● To be done
Repeat the data word for word. Do not include the pictures.

● Dataset excerpts
[start]

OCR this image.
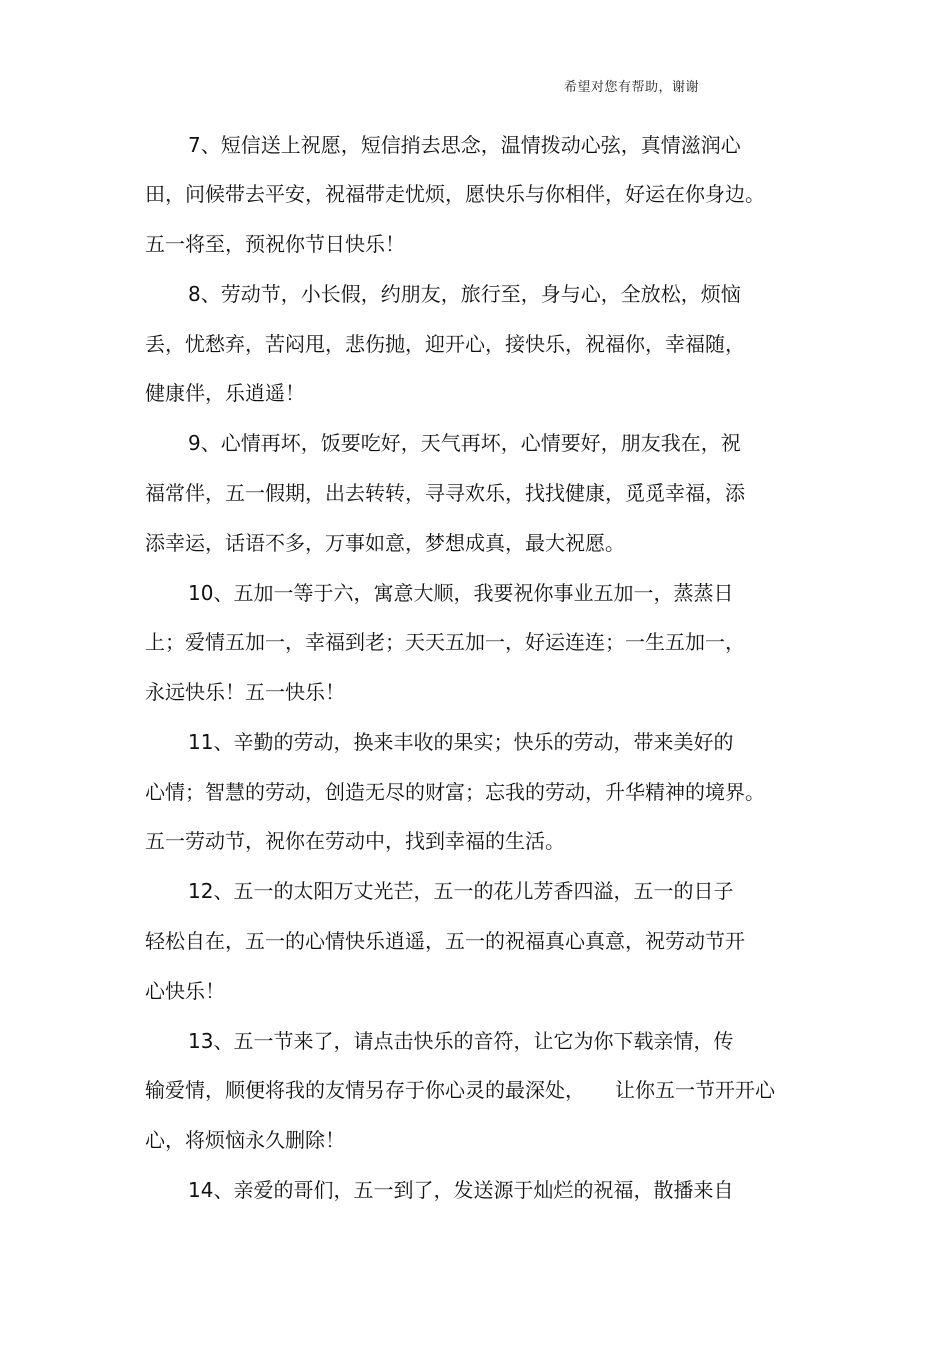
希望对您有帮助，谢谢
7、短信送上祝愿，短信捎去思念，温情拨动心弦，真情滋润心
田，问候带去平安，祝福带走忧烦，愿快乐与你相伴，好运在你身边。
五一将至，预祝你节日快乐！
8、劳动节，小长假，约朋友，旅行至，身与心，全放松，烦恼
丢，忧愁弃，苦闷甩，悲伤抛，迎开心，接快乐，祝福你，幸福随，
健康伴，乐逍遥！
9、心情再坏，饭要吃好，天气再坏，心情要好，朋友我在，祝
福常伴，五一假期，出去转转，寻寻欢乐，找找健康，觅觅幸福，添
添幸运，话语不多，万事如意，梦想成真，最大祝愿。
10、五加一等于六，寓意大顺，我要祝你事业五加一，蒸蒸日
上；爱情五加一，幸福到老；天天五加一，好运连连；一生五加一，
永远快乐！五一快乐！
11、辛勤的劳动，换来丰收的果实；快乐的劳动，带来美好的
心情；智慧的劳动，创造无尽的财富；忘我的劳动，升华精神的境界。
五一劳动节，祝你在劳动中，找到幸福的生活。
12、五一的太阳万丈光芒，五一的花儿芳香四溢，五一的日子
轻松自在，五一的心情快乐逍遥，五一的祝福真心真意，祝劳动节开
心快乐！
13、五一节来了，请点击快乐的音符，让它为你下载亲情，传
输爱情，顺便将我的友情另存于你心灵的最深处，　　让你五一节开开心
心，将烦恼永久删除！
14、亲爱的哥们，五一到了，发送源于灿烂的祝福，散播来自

[end]

● Response to the exercise
OCR this image.
希望对您有帮助，谢谢
7、短信送上祝愿，短信捎去思念，温情拨动心弦，真情滋润心
田，问候带去平安，祝福带走忧烦，愿快乐与你相伴，好运在你身边。
五一将至，预祝你节日快乐！
8、劳动节，小长假，约朋友，旅行至，身与心，全放松，烦恼
丢，忧愁弃，苦闷甩，悲伤抛，迎开心，接快乐，祝福你，幸福随，
健康伴，乐逍遥！
9、心情再坏，饭要吃好，天气再坏，心情要好，朋友我在，祝
福常伴，五一假期，出去转转，寻寻欢乐，找找健康，觅觅幸福，添
添幸运，话语不多，万事如意，梦想成真，最大祝愿。
10、五加一等于六，寓意大顺，我要祝你事业五加一，蒸蒸日
上；爱情五加一，幸福到老；天天五加一，好运连连；一生五加一，
永远快乐！五一快乐！
11、辛勤的劳动，换来丰收的果实；快乐的劳动，带来美好的
心情；智慧的劳动，创造无尽的财富；忘我的劳动，升华精神的境界。
五一劳动节，祝你在劳动中，找到幸福的生活。
12、五一的太阳万丈光芒，五一的花儿芳香四溢，五一的日子
轻松自在，五一的心情快乐逍遥，五一的祝福真心真意，祝劳动节开
心快乐！
13、五一节来了，请点击快乐的音符，让它为你下载亲情，传
输爱情，顺便将我的友情另存于你心灵的最深处，　　让你五一节开开心
心，将烦恼永久删除！
14、亲爱的哥们，五一到了，发送源于灿烂的祝福，散播来自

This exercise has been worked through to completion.